■ DATASET ENTRIES
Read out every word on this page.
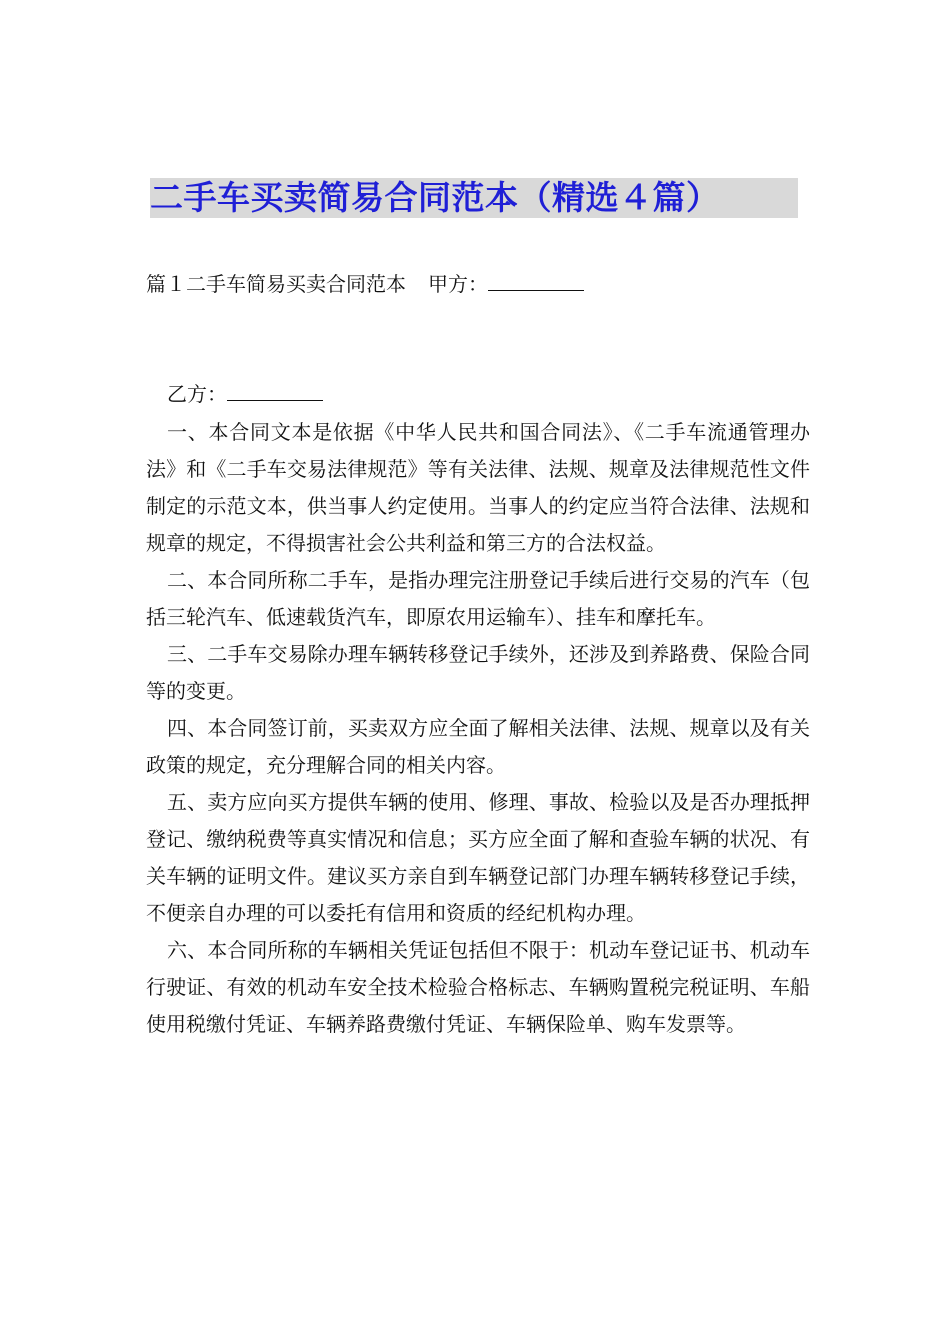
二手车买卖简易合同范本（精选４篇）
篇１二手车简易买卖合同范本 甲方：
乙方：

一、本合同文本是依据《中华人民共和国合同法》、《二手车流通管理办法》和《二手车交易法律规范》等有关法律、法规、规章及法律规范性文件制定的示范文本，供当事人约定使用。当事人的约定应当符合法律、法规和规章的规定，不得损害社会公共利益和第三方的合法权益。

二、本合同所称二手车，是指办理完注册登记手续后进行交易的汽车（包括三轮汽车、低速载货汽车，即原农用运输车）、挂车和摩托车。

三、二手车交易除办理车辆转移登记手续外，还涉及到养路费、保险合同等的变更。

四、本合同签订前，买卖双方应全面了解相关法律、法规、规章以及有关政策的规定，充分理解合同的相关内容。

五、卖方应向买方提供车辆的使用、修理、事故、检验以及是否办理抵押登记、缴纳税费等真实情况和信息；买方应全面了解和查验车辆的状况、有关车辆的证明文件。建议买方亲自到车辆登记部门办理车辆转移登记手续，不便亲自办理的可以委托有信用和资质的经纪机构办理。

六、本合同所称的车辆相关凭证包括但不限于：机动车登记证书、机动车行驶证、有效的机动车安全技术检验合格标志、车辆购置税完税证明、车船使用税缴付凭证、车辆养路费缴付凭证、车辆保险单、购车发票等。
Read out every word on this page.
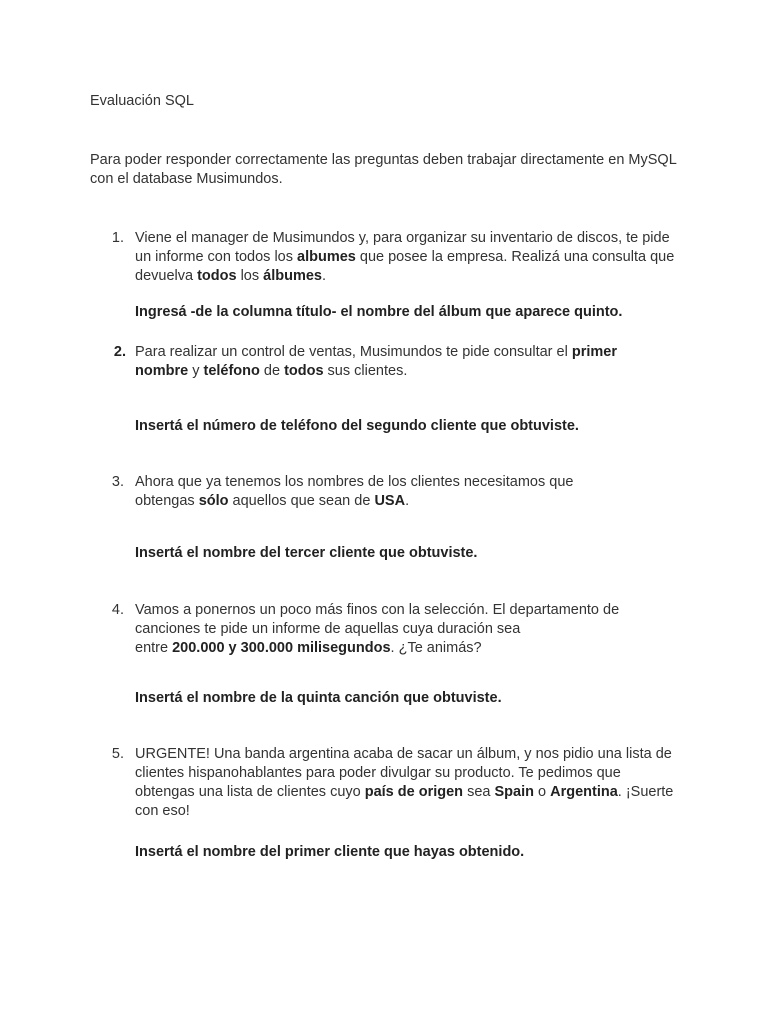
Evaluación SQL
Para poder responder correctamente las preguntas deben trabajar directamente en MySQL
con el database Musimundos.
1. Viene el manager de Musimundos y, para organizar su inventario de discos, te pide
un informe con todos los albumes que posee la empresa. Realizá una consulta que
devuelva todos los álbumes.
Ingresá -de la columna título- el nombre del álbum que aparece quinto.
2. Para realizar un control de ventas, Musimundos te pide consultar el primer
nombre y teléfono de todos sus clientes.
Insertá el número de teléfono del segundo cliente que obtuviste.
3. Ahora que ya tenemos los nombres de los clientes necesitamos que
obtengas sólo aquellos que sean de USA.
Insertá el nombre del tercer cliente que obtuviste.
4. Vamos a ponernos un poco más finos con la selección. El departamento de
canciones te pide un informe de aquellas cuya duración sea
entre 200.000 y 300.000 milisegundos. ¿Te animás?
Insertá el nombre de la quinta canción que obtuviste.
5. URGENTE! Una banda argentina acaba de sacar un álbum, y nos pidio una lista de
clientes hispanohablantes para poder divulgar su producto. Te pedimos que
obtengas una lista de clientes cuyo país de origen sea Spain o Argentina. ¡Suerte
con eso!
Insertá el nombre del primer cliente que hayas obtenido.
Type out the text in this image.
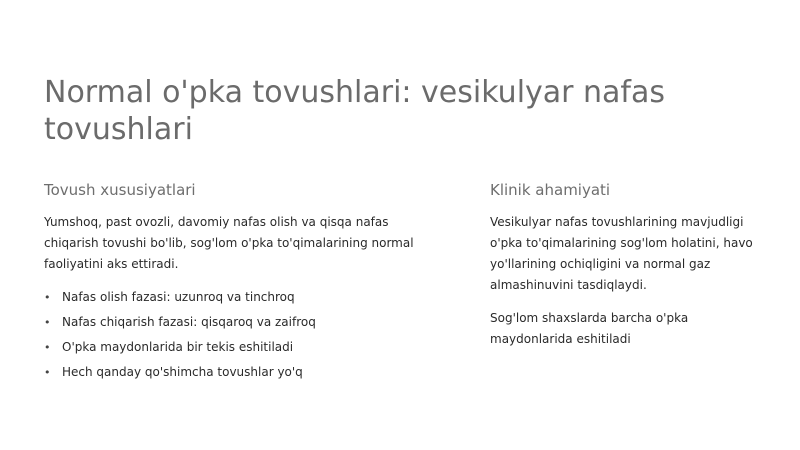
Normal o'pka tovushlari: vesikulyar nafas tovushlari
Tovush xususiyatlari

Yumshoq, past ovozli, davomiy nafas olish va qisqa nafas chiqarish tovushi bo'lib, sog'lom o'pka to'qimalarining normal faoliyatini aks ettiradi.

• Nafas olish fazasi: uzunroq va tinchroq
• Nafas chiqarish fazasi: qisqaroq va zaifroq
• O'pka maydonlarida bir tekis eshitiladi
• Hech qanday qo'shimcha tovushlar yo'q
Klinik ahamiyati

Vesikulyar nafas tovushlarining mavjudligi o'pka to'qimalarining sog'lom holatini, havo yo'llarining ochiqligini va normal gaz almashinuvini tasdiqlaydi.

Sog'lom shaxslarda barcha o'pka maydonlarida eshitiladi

■ EXERCISE
Extract all lines from the material above that include the word "pide".

■ SOLUTION TO THE PROBLEM
1. Viene el manager de Musimundos y, para organizar su inventario de discos, te pide
2. Para realizar un control de ventas, Musimundos te pide consultar el primer
canciones te pide un informe de aquellas cuya duración sea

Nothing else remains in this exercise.